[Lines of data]
::::::

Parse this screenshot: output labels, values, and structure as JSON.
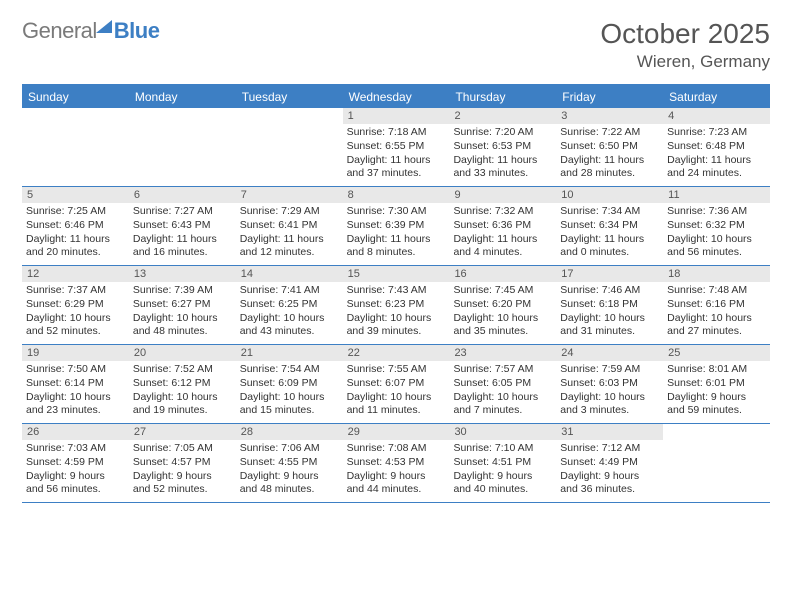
{
  "brand": {
    "part1": "General",
    "part2": "Blue"
  },
  "title": "October 2025",
  "location": "Wieren, Germany",
  "colors": {
    "accent": "#3d7fc4",
    "dayBar": "#e8e8e8",
    "text": "#333",
    "muted": "#555"
  },
  "weekdays": [
    "Sunday",
    "Monday",
    "Tuesday",
    "Wednesday",
    "Thursday",
    "Friday",
    "Saturday"
  ],
  "weeks": [
    [
      {
        "n": "",
        "sr": "",
        "ss": "",
        "dl1": "",
        "dl2": ""
      },
      {
        "n": "",
        "sr": "",
        "ss": "",
        "dl1": "",
        "dl2": ""
      },
      {
        "n": "",
        "sr": "",
        "ss": "",
        "dl1": "",
        "dl2": ""
      },
      {
        "n": "1",
        "sr": "Sunrise: 7:18 AM",
        "ss": "Sunset: 6:55 PM",
        "dl1": "Daylight: 11 hours",
        "dl2": "and 37 minutes."
      },
      {
        "n": "2",
        "sr": "Sunrise: 7:20 AM",
        "ss": "Sunset: 6:53 PM",
        "dl1": "Daylight: 11 hours",
        "dl2": "and 33 minutes."
      },
      {
        "n": "3",
        "sr": "Sunrise: 7:22 AM",
        "ss": "Sunset: 6:50 PM",
        "dl1": "Daylight: 11 hours",
        "dl2": "and 28 minutes."
      },
      {
        "n": "4",
        "sr": "Sunrise: 7:23 AM",
        "ss": "Sunset: 6:48 PM",
        "dl1": "Daylight: 11 hours",
        "dl2": "and 24 minutes."
      }
    ],
    [
      {
        "n": "5",
        "sr": "Sunrise: 7:25 AM",
        "ss": "Sunset: 6:46 PM",
        "dl1": "Daylight: 11 hours",
        "dl2": "and 20 minutes."
      },
      {
        "n": "6",
        "sr": "Sunrise: 7:27 AM",
        "ss": "Sunset: 6:43 PM",
        "dl1": "Daylight: 11 hours",
        "dl2": "and 16 minutes."
      },
      {
        "n": "7",
        "sr": "Sunrise: 7:29 AM",
        "ss": "Sunset: 6:41 PM",
        "dl1": "Daylight: 11 hours",
        "dl2": "and 12 minutes."
      },
      {
        "n": "8",
        "sr": "Sunrise: 7:30 AM",
        "ss": "Sunset: 6:39 PM",
        "dl1": "Daylight: 11 hours",
        "dl2": "and 8 minutes."
      },
      {
        "n": "9",
        "sr": "Sunrise: 7:32 AM",
        "ss": "Sunset: 6:36 PM",
        "dl1": "Daylight: 11 hours",
        "dl2": "and 4 minutes."
      },
      {
        "n": "10",
        "sr": "Sunrise: 7:34 AM",
        "ss": "Sunset: 6:34 PM",
        "dl1": "Daylight: 11 hours",
        "dl2": "and 0 minutes."
      },
      {
        "n": "11",
        "sr": "Sunrise: 7:36 AM",
        "ss": "Sunset: 6:32 PM",
        "dl1": "Daylight: 10 hours",
        "dl2": "and 56 minutes."
      }
    ],
    [
      {
        "n": "12",
        "sr": "Sunrise: 7:37 AM",
        "ss": "Sunset: 6:29 PM",
        "dl1": "Daylight: 10 hours",
        "dl2": "and 52 minutes."
      },
      {
        "n": "13",
        "sr": "Sunrise: 7:39 AM",
        "ss": "Sunset: 6:27 PM",
        "dl1": "Daylight: 10 hours",
        "dl2": "and 48 minutes."
      },
      {
        "n": "14",
        "sr": "Sunrise: 7:41 AM",
        "ss": "Sunset: 6:25 PM",
        "dl1": "Daylight: 10 hours",
        "dl2": "and 43 minutes."
      },
      {
        "n": "15",
        "sr": "Sunrise: 7:43 AM",
        "ss": "Sunset: 6:23 PM",
        "dl1": "Daylight: 10 hours",
        "dl2": "and 39 minutes."
      },
      {
        "n": "16",
        "sr": "Sunrise: 7:45 AM",
        "ss": "Sunset: 6:20 PM",
        "dl1": "Daylight: 10 hours",
        "dl2": "and 35 minutes."
      },
      {
        "n": "17",
        "sr": "Sunrise: 7:46 AM",
        "ss": "Sunset: 6:18 PM",
        "dl1": "Daylight: 10 hours",
        "dl2": "and 31 minutes."
      },
      {
        "n": "18",
        "sr": "Sunrise: 7:48 AM",
        "ss": "Sunset: 6:16 PM",
        "dl1": "Daylight: 10 hours",
        "dl2": "and 27 minutes."
      }
    ],
    [
      {
        "n": "19",
        "sr": "Sunrise: 7:50 AM",
        "ss": "Sunset: 6:14 PM",
        "dl1": "Daylight: 10 hours",
        "dl2": "and 23 minutes."
      },
      {
        "n": "20",
        "sr": "Sunrise: 7:52 AM",
        "ss": "Sunset: 6:12 PM",
        "dl1": "Daylight: 10 hours",
        "dl2": "and 19 minutes."
      },
      {
        "n": "21",
        "sr": "Sunrise: 7:54 AM",
        "ss": "Sunset: 6:09 PM",
        "dl1": "Daylight: 10 hours",
        "dl2": "and 15 minutes."
      },
      {
        "n": "22",
        "sr": "Sunrise: 7:55 AM",
        "ss": "Sunset: 6:07 PM",
        "dl1": "Daylight: 10 hours",
        "dl2": "and 11 minutes."
      },
      {
        "n": "23",
        "sr": "Sunrise: 7:57 AM",
        "ss": "Sunset: 6:05 PM",
        "dl1": "Daylight: 10 hours",
        "dl2": "and 7 minutes."
      },
      {
        "n": "24",
        "sr": "Sunrise: 7:59 AM",
        "ss": "Sunset: 6:03 PM",
        "dl1": "Daylight: 10 hours",
        "dl2": "and 3 minutes."
      },
      {
        "n": "25",
        "sr": "Sunrise: 8:01 AM",
        "ss": "Sunset: 6:01 PM",
        "dl1": "Daylight: 9 hours",
        "dl2": "and 59 minutes."
      }
    ],
    [
      {
        "n": "26",
        "sr": "Sunrise: 7:03 AM",
        "ss": "Sunset: 4:59 PM",
        "dl1": "Daylight: 9 hours",
        "dl2": "and 56 minutes."
      },
      {
        "n": "27",
        "sr": "Sunrise: 7:05 AM",
        "ss": "Sunset: 4:57 PM",
        "dl1": "Daylight: 9 hours",
        "dl2": "and 52 minutes."
      },
      {
        "n": "28",
        "sr": "Sunrise: 7:06 AM",
        "ss": "Sunset: 4:55 PM",
        "dl1": "Daylight: 9 hours",
        "dl2": "and 48 minutes."
      },
      {
        "n": "29",
        "sr": "Sunrise: 7:08 AM",
        "ss": "Sunset: 4:53 PM",
        "dl1": "Daylight: 9 hours",
        "dl2": "and 44 minutes."
      },
      {
        "n": "30",
        "sr": "Sunrise: 7:10 AM",
        "ss": "Sunset: 4:51 PM",
        "dl1": "Daylight: 9 hours",
        "dl2": "and 40 minutes."
      },
      {
        "n": "31",
        "sr": "Sunrise: 7:12 AM",
        "ss": "Sunset: 4:49 PM",
        "dl1": "Daylight: 9 hours",
        "dl2": "and 36 minutes."
      },
      {
        "n": "",
        "sr": "",
        "ss": "",
        "dl1": "",
        "dl2": ""
      }
    ]
  ]
}
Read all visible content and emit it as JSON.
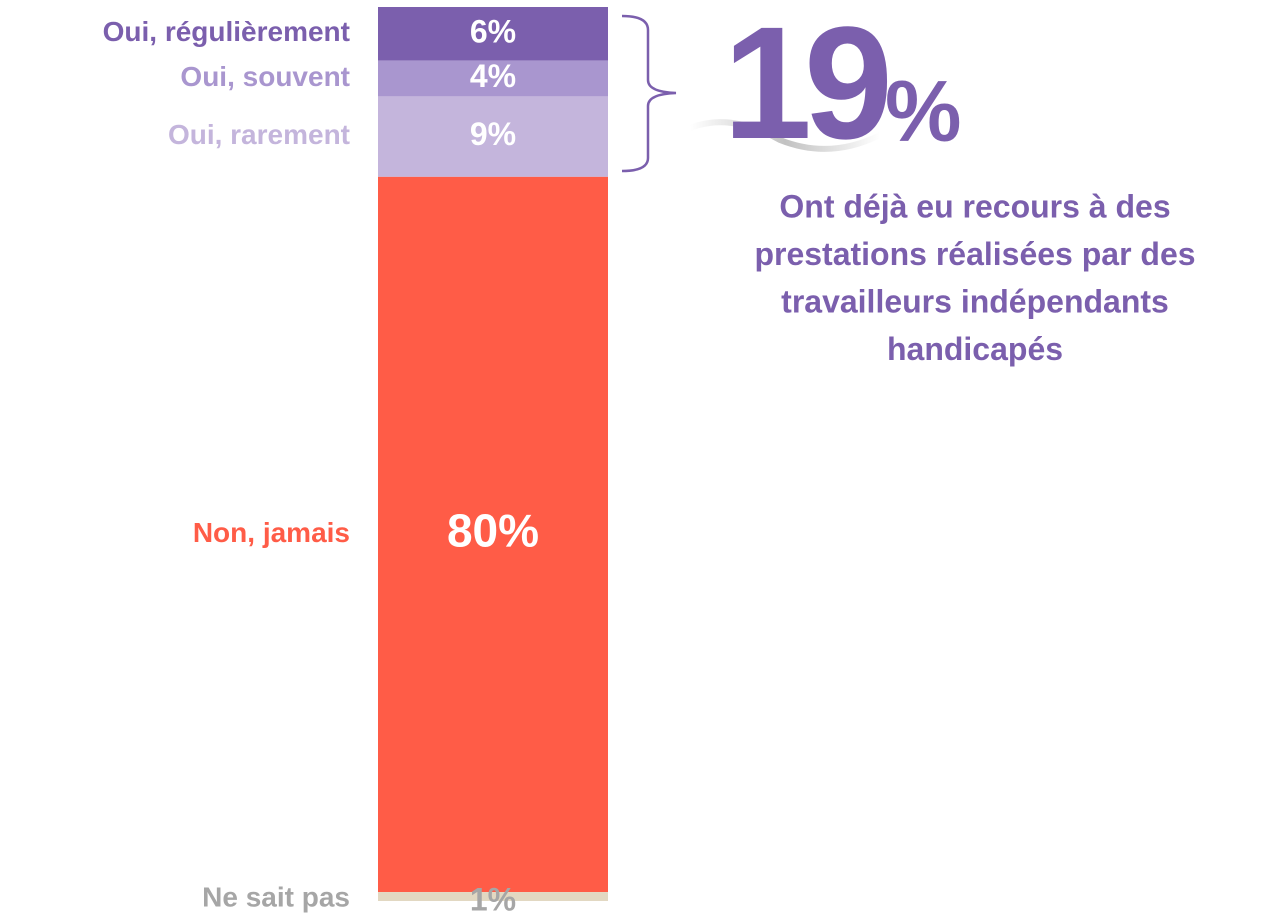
{
  "chart_data": {
    "type": "stacked-bar",
    "series": [
      {
        "name": "Oui, régulièrement",
        "values": [
          6
        ],
        "value_labels": [
          "6%"
        ],
        "color": "#7b5fad",
        "name_color": "#7b5fad",
        "label_color": "#ffffff"
      },
      {
        "name": "Oui, souvent",
        "values": [
          4
        ],
        "value_labels": [
          "4%"
        ],
        "color": "#a996cf",
        "name_color": "#a996cf",
        "label_color": "#ffffff"
      },
      {
        "name": "Oui, rarement",
        "values": [
          9
        ],
        "value_labels": [
          "9%"
        ],
        "color": "#c4b5dc",
        "name_color": "#c4b5dc",
        "label_color": "#ffffff"
      },
      {
        "name": "Non, jamais",
        "values": [
          80
        ],
        "value_labels": [
          "80%"
        ],
        "color": "#ff5c47",
        "name_color": "#ff5c47",
        "label_color": "#ffffff"
      },
      {
        "name": "Ne sait pas",
        "values": [
          1
        ],
        "value_labels": [
          "1%"
        ],
        "color": "#e2d8c2",
        "name_color": "#a6a6a6",
        "label_color": "#a6a6a6"
      }
    ],
    "callout": {
      "value": 19,
      "unit": "%",
      "color": "#7b5fad",
      "text_lines": [
        "Ont déjà eu recours à des",
        "prestations réalisées par des",
        "travailleurs indépendants",
        "handicapés"
      ]
    }
  }
}
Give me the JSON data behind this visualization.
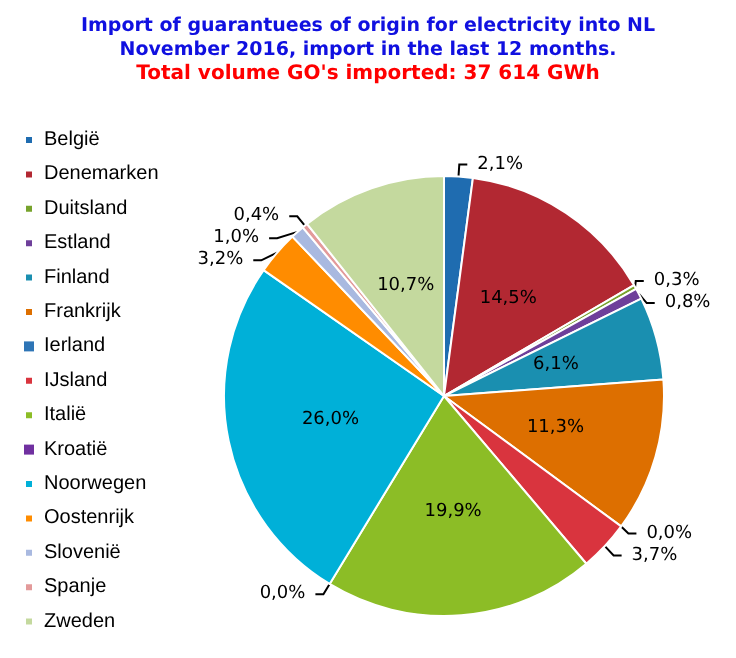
{
  "chart_data": {
    "type": "pie",
    "title": "Import of guarantuees of origin for electricity into NL\nNovember 2016, import in the last 12 months.",
    "subtitle": "Total volume GO's imported: 37 614 GWh",
    "categories": [
      "België",
      "Denemarken",
      "Duitsland",
      "Estland",
      "Finland",
      "Frankrijk",
      "Ierland",
      "IJsland",
      "Italië",
      "Kroatië",
      "Noorwegen",
      "Oostenrijk",
      "Slovenië",
      "Spanje",
      "Zweden"
    ],
    "values": [
      2.1,
      14.5,
      0.3,
      0.8,
      6.1,
      11.3,
      0.0,
      3.7,
      19.9,
      0.0,
      26.0,
      3.2,
      1.0,
      0.4,
      10.7
    ],
    "value_labels": [
      "2,1%",
      "14,5%",
      "0,3%",
      "0,8%",
      "6,1%",
      "11,3%",
      "0,0%",
      "3,7%",
      "19,9%",
      "0,0%",
      "26,0%",
      "3,2%",
      "1,0%",
      "0,4%",
      "10,7%"
    ],
    "colors": [
      "#1f6cb0",
      "#b22832",
      "#77a32c",
      "#6e3f9a",
      "#1a8fb0",
      "#dd6f00",
      "#2e75b6",
      "#d9343e",
      "#8cbd26",
      "#7030a0",
      "#00b0d8",
      "#ff8c00",
      "#a9b9e0",
      "#e39a9a",
      "#c4d99e"
    ],
    "legend": "left"
  }
}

::::::

▶ _TASK DESCRIPTION_: Report how many lines above hold the string "JSON", giving nothing but the number.

▶ _ANSWER FOR THIS EXERCISE_: 3